Records supplied.

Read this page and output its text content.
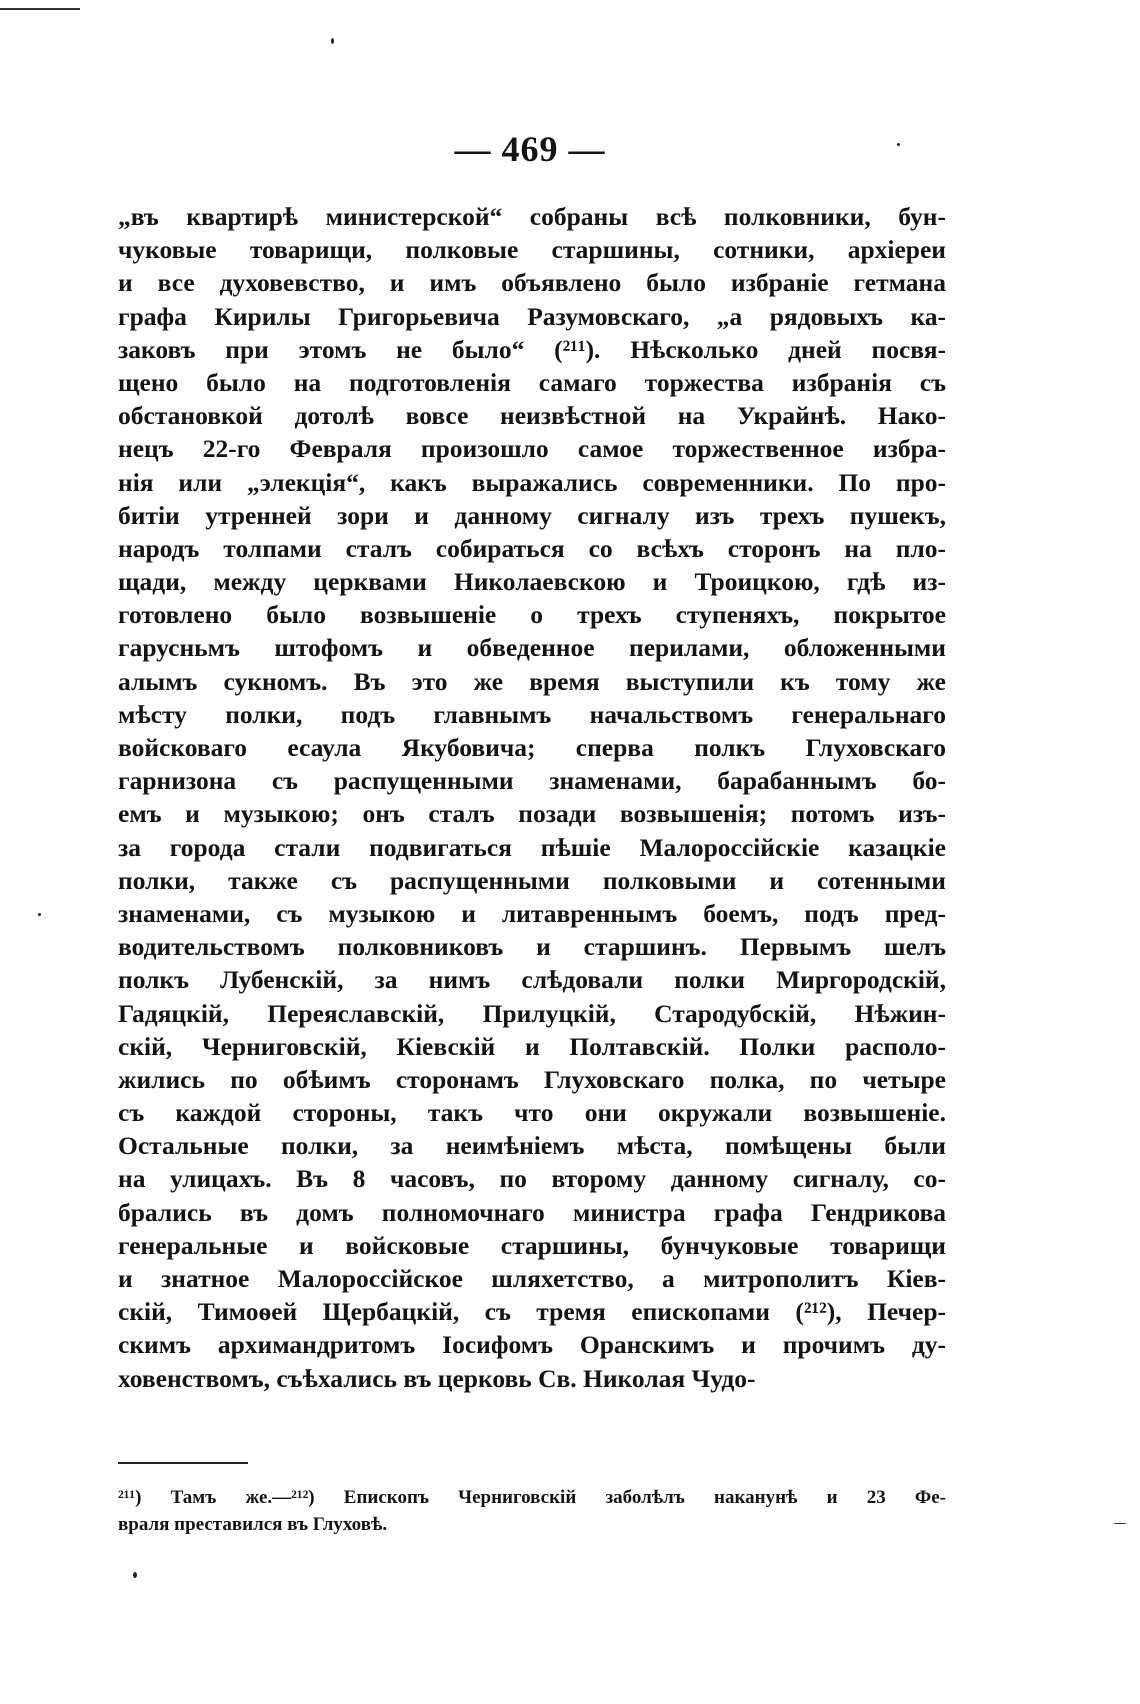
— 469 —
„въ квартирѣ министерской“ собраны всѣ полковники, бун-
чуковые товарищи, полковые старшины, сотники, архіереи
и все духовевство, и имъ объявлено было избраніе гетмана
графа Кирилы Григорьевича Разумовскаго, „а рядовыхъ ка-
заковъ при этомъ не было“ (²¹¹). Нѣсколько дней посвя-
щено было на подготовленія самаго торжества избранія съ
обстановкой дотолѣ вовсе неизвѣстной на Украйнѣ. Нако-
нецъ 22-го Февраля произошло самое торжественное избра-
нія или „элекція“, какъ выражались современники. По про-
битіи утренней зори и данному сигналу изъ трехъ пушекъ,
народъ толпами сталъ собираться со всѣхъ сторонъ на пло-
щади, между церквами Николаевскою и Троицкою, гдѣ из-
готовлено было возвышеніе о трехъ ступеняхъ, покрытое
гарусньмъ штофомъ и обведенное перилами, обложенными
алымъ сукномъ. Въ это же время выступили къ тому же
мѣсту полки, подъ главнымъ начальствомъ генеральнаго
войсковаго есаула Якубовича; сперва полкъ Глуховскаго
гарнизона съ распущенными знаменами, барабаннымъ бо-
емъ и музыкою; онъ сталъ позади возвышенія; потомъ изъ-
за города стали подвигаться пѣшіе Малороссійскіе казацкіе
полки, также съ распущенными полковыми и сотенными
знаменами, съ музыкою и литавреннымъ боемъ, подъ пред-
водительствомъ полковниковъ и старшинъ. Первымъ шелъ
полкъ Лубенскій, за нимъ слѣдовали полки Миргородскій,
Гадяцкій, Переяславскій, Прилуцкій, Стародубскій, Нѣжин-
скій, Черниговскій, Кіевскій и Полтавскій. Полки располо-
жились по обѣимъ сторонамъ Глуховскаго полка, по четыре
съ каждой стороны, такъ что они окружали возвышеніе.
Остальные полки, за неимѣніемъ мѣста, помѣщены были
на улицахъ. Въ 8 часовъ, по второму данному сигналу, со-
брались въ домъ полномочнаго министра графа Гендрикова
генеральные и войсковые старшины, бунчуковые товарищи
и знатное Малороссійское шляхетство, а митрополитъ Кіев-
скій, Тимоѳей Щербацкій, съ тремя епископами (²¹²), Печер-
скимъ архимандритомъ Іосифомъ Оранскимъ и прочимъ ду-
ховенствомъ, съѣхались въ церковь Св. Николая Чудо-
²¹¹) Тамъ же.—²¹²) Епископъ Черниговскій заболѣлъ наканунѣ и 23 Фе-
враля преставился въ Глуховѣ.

Written instruction. Output all of the records exactly as they appear above, but not the pictures.

Reply.
Read this page and output its text content.
— 469 —
„въ квартирѣ министерской“ собраны всѣ полковники, бун-
чуковые товарищи, полковые старшины, сотники, архіереи
и все духовевство, и имъ объявлено было избраніе гетмана
графа Кирилы Григорьевича Разумовскаго, „а рядовыхъ ка-
заковъ при этомъ не было“ (²¹¹). Нѣсколько дней посвя-
щено было на подготовленія самаго торжества избранія съ
обстановкой дотолѣ вовсе неизвѣстной на Украйнѣ. Нако-
нецъ 22-го Февраля произошло самое торжественное избра-
нія или „элекція“, какъ выражались современники. По про-
битіи утренней зори и данному сигналу изъ трехъ пушекъ,
народъ толпами сталъ собираться со всѣхъ сторонъ на пло-
щади, между церквами Николаевскою и Троицкою, гдѣ из-
готовлено было возвышеніе о трехъ ступеняхъ, покрытое
гарусньмъ штофомъ и обведенное перилами, обложенными
алымъ сукномъ. Въ это же время выступили къ тому же
мѣсту полки, подъ главнымъ начальствомъ генеральнаго
войсковаго есаула Якубовича; сперва полкъ Глуховскаго
гарнизона съ распущенными знаменами, барабаннымъ бо-
емъ и музыкою; онъ сталъ позади возвышенія; потомъ изъ-
за города стали подвигаться пѣшіе Малороссійскіе казацкіе
полки, также съ распущенными полковыми и сотенными
знаменами, съ музыкою и литавреннымъ боемъ, подъ пред-
водительствомъ полковниковъ и старшинъ. Первымъ шелъ
полкъ Лубенскій, за нимъ слѣдовали полки Миргородскій,
Гадяцкій, Переяславскій, Прилуцкій, Стародубскій, Нѣжин-
скій, Черниговскій, Кіевскій и Полтавскій. Полки располо-
жились по обѣимъ сторонамъ Глуховскаго полка, по четыре
съ каждой стороны, такъ что они окружали возвышеніе.
Остальные полки, за неимѣніемъ мѣста, помѣщены были
на улицахъ. Въ 8 часовъ, по второму данному сигналу, со-
брались въ домъ полномочнаго министра графа Гендрикова
генеральные и войсковые старшины, бунчуковые товарищи
и знатное Малороссійское шляхетство, а митрополитъ Кіев-
скій, Тимоѳей Щербацкій, съ тремя епископами (²¹²), Печер-
скимъ архимандритомъ Іосифомъ Оранскимъ и прочимъ ду-
ховенствомъ, съѣхались въ церковь Св. Николая Чудо-
²¹¹) Тамъ же.—²¹²) Епископъ Черниговскій заболѣлъ наканунѣ и 23 Фе-
враля преставился въ Глуховѣ.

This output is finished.